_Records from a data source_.

■ ■ ■ ■ ■

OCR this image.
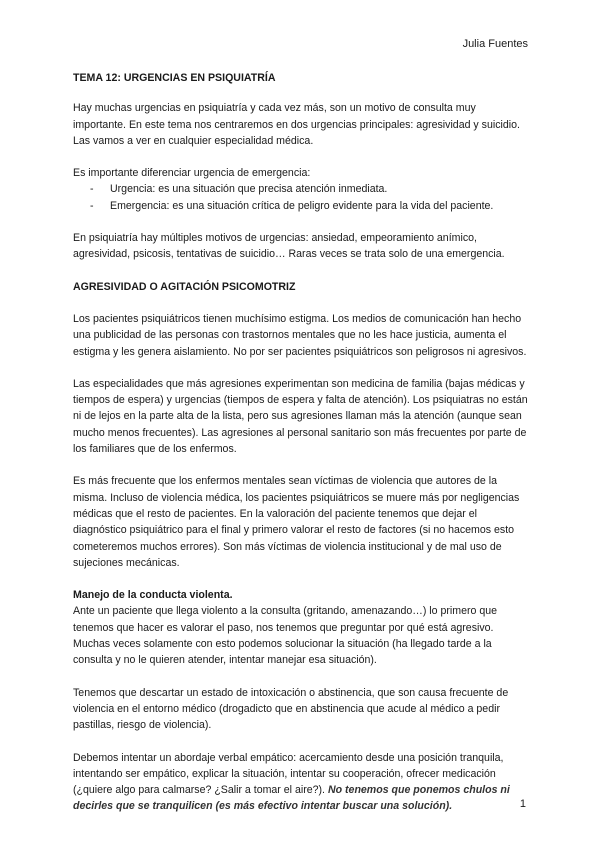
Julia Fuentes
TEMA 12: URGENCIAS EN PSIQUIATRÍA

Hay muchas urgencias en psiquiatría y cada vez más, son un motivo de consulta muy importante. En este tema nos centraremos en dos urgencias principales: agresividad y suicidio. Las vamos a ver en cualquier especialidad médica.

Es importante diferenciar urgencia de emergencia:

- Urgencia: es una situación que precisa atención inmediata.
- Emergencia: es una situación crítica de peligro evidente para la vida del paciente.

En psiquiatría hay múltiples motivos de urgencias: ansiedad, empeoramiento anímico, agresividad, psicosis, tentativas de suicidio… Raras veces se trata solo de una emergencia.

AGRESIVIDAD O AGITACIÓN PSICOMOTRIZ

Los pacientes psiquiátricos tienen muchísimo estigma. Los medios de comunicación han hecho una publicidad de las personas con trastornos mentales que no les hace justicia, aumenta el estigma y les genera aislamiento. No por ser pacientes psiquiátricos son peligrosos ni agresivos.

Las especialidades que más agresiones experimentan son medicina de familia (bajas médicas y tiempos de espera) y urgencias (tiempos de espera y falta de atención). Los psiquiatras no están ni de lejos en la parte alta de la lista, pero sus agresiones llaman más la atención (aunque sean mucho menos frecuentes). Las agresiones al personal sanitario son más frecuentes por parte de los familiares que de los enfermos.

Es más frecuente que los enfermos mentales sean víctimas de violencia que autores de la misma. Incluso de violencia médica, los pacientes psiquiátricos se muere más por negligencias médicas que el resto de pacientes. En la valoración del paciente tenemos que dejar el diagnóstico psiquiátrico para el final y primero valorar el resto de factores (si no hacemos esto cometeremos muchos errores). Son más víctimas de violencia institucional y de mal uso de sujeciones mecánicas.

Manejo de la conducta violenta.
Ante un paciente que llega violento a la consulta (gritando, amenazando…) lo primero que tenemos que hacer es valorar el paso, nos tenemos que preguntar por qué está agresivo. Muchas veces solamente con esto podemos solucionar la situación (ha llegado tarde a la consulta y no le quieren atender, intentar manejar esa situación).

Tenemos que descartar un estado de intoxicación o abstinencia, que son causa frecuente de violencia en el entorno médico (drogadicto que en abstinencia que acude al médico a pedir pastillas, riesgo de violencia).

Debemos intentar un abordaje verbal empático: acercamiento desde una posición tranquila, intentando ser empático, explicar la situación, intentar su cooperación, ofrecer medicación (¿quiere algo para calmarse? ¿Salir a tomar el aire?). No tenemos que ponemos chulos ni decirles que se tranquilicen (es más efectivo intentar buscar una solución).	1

■ ■ ■ ■ ■

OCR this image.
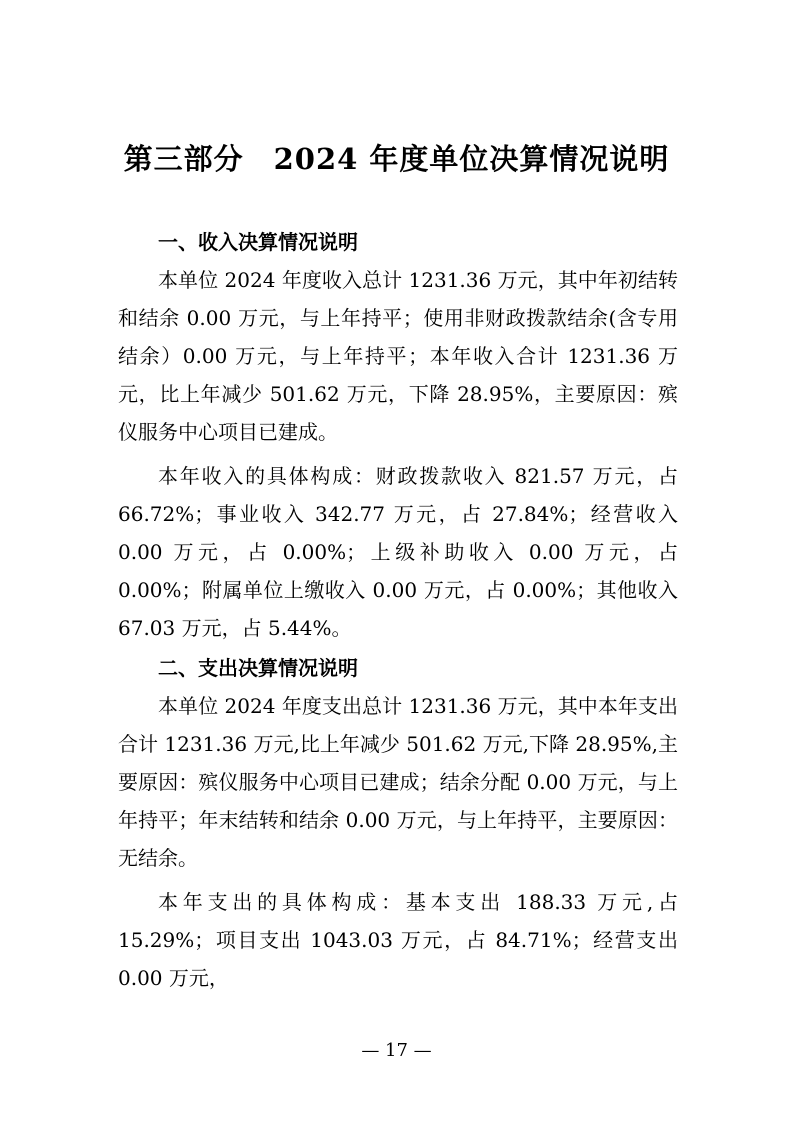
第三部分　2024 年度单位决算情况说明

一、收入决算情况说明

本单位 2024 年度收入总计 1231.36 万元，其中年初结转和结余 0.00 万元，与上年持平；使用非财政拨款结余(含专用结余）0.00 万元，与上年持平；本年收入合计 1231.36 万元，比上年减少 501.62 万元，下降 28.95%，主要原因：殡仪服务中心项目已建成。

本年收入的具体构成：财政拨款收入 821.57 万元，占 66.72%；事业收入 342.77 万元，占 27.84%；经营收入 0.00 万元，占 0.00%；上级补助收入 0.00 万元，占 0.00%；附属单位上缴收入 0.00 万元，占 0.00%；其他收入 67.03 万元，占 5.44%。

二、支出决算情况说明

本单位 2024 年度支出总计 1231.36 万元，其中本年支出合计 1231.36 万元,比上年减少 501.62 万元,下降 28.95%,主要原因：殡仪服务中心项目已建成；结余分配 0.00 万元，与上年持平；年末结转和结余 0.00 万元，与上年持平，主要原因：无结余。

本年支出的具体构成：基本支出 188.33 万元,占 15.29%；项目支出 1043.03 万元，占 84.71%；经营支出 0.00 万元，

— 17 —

■ ■ ■ ■ ■

_THE PROBLEM_. Collect from the data above every line that includes "atención".

_ANSWER TO THE PROBLEM_.
- Urgencia: es una situación que precisa atención inmediata.
Las especialidades que más agresiones experimentan son medicina de familia (bajas médicas y tiempos de espera) y urgencias (tiempos de espera y falta de atención). Los psiquiatras no están ni de lejos en la parte alta de la lista, pero sus agresiones llaman más la atención (aunque sean mucho menos frecuentes). Las agresiones al personal sanitario son más frecuentes por parte de los familiares que de los enfermos.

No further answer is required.